__To do__.
Pick out each line of the records that includes the string "this", and copy it.

__Material to process__.
——

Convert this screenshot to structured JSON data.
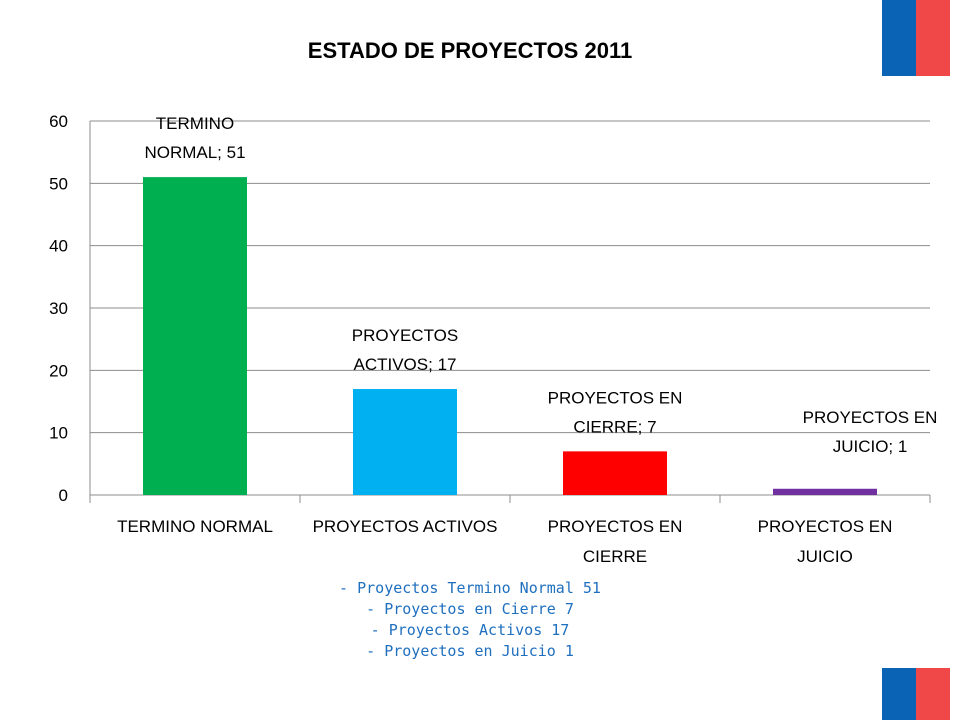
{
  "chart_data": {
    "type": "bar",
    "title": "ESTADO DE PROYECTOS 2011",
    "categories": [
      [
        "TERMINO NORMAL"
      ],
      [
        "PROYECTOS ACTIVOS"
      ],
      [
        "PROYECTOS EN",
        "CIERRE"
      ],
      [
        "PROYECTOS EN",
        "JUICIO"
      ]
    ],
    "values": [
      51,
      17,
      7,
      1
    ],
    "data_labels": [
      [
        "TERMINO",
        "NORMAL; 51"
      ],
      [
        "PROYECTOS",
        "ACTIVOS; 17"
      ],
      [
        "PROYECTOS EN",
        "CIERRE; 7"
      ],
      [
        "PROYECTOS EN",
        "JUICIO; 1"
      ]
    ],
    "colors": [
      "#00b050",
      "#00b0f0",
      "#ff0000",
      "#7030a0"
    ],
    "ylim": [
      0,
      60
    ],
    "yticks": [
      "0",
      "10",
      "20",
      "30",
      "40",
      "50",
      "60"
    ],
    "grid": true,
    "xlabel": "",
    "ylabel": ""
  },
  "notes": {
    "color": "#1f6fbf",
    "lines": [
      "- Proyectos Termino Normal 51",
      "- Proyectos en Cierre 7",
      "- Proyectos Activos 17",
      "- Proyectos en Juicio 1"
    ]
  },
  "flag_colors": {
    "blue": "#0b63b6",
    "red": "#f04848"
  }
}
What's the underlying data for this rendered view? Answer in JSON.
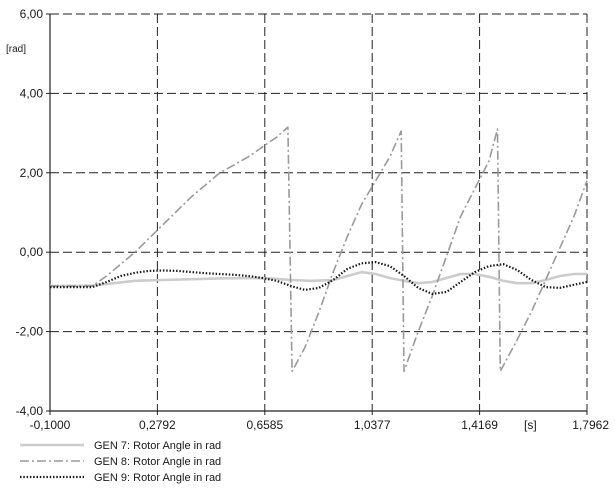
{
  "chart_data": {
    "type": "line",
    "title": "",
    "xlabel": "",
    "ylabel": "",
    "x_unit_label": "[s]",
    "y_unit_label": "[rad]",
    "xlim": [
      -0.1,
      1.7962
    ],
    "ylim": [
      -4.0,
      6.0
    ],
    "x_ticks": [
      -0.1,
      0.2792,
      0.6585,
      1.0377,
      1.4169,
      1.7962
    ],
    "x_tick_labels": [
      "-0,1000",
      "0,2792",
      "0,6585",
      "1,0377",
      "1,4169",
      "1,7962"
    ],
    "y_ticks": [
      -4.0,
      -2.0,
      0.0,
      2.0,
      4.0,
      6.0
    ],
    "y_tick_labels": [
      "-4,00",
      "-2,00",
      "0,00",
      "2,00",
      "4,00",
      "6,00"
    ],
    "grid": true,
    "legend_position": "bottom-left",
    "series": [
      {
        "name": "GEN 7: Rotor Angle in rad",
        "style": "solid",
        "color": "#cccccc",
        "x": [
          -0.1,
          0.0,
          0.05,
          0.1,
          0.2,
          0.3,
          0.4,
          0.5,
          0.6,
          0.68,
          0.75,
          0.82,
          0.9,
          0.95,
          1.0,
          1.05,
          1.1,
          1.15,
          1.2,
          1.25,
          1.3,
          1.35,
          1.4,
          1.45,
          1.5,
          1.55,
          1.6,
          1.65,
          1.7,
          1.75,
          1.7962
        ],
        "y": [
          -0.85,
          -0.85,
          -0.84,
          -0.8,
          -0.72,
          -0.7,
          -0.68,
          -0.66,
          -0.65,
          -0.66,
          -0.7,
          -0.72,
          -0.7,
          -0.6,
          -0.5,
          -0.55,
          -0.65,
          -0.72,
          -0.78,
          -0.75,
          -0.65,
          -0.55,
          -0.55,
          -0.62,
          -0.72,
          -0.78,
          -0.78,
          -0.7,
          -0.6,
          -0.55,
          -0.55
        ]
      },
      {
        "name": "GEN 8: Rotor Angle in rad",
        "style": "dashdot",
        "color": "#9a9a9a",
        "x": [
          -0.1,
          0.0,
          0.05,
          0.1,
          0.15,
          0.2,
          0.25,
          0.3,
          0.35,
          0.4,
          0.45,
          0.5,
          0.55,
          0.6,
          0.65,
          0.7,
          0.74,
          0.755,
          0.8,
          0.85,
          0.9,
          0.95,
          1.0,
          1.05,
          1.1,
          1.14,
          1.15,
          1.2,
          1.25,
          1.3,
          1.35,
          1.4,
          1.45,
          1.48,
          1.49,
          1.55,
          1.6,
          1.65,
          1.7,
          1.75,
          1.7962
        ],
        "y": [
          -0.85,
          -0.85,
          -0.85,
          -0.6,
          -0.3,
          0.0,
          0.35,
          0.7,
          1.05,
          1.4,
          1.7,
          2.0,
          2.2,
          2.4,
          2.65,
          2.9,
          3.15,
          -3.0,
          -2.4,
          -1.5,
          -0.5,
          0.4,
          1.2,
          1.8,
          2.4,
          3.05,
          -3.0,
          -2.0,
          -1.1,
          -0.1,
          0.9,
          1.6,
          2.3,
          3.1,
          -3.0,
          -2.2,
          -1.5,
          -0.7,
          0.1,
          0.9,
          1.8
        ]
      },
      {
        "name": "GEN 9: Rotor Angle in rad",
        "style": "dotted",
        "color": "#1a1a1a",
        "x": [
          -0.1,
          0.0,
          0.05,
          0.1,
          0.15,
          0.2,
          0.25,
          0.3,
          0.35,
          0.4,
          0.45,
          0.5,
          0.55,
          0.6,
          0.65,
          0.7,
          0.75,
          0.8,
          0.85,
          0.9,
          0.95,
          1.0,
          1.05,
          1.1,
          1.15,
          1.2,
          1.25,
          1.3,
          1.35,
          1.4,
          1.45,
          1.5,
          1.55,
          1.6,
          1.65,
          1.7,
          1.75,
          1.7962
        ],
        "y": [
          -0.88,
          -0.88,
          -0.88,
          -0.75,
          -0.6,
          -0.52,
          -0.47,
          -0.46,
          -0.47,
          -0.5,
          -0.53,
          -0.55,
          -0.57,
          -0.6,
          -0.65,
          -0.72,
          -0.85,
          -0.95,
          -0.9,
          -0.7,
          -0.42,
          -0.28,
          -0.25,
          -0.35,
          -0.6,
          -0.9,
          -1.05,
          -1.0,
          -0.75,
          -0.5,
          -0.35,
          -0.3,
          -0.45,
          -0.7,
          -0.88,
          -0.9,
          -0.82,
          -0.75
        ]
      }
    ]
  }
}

——

__Task result__.
Convert this screenshot to structured JSON data.
What's the underlying data for this rendered view? Answer in JSON.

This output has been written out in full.